§ Task objective: Below you will find a set of lines. Repeat them all exactly.

*** Record set ***

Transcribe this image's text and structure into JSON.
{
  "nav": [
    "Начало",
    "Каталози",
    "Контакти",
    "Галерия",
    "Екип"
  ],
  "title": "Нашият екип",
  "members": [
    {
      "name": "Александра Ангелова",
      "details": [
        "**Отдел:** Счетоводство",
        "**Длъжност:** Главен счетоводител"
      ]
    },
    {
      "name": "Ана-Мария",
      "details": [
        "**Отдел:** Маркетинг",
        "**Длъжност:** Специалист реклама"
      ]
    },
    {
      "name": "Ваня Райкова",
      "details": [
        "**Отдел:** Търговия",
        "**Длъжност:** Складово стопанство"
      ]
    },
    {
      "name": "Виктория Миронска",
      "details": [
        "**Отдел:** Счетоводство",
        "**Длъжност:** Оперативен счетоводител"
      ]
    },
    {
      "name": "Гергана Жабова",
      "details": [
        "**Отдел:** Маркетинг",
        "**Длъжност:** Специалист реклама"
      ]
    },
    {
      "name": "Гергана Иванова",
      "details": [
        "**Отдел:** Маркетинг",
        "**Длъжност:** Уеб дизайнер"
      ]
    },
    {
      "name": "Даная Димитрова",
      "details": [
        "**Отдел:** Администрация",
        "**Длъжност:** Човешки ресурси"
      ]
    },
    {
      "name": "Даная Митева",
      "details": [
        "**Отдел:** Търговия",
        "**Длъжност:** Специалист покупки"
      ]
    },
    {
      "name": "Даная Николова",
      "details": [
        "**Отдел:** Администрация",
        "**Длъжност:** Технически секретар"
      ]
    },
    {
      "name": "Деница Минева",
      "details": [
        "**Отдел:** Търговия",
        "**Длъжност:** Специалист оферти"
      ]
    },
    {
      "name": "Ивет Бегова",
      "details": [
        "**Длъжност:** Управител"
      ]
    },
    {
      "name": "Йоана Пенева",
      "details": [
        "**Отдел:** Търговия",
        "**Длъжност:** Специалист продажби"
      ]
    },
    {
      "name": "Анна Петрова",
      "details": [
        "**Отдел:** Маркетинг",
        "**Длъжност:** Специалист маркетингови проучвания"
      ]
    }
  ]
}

***

§ Task answer:
Transcribe this image's text and structure into JSON.
{
  "nav": [
    "Начало",
    "Каталози",
    "Контакти",
    "Галерия",
    "Екип"
  ],
  "title": "Нашият екип",
  "members": [
    {
      "name": "Александра Ангелова",
      "details": [
        "**Отдел:** Счетоводство",
        "**Длъжност:** Главен счетоводител"
      ]
    },
    {
      "name": "Ана-Мария",
      "details": [
        "**Отдел:** Маркетинг",
        "**Длъжност:** Специалист реклама"
      ]
    },
    {
      "name": "Ваня Райкова",
      "details": [
        "**Отдел:** Търговия",
        "**Длъжност:** Складово стопанство"
      ]
    },
    {
      "name": "Виктория Миронска",
      "details": [
        "**Отдел:** Счетоводство",
        "**Длъжност:** Оперативен счетоводител"
      ]
    },
    {
      "name": "Гергана Жабова",
      "details": [
        "**Отдел:** Маркетинг",
        "**Длъжност:** Специалист реклама"
      ]
    },
    {
      "name": "Гергана Иванова",
      "details": [
        "**Отдел:** Маркетинг",
        "**Длъжност:** Уеб дизайнер"
      ]
    },
    {
      "name": "Даная Димитрова",
      "details": [
        "**Отдел:** Администрация",
        "**Длъжност:** Човешки ресурси"
      ]
    },
    {
      "name": "Даная Митева",
      "details": [
        "**Отдел:** Търговия",
        "**Длъжност:** Специалист покупки"
      ]
    },
    {
      "name": "Даная Николова",
      "details": [
        "**Отдел:** Администрация",
        "**Длъжност:** Технически секретар"
      ]
    },
    {
      "name": "Деница Минева",
      "details": [
        "**Отдел:** Търговия",
        "**Длъжност:** Специалист оферти"
      ]
    },
    {
      "name": "Ивет Бегова",
      "details": [
        "**Длъжност:** Управител"
      ]
    },
    {
      "name": "Йоана Пенева",
      "details": [
        "**Отдел:** Търговия",
        "**Длъжност:** Специалист продажби"
      ]
    },
    {
      "name": "Анна Петрова",
      "details": [
        "**Отдел:** Маркетинг",
        "**Длъжност:** Специалист маркетингови проучвания"
      ]
    }
  ]
}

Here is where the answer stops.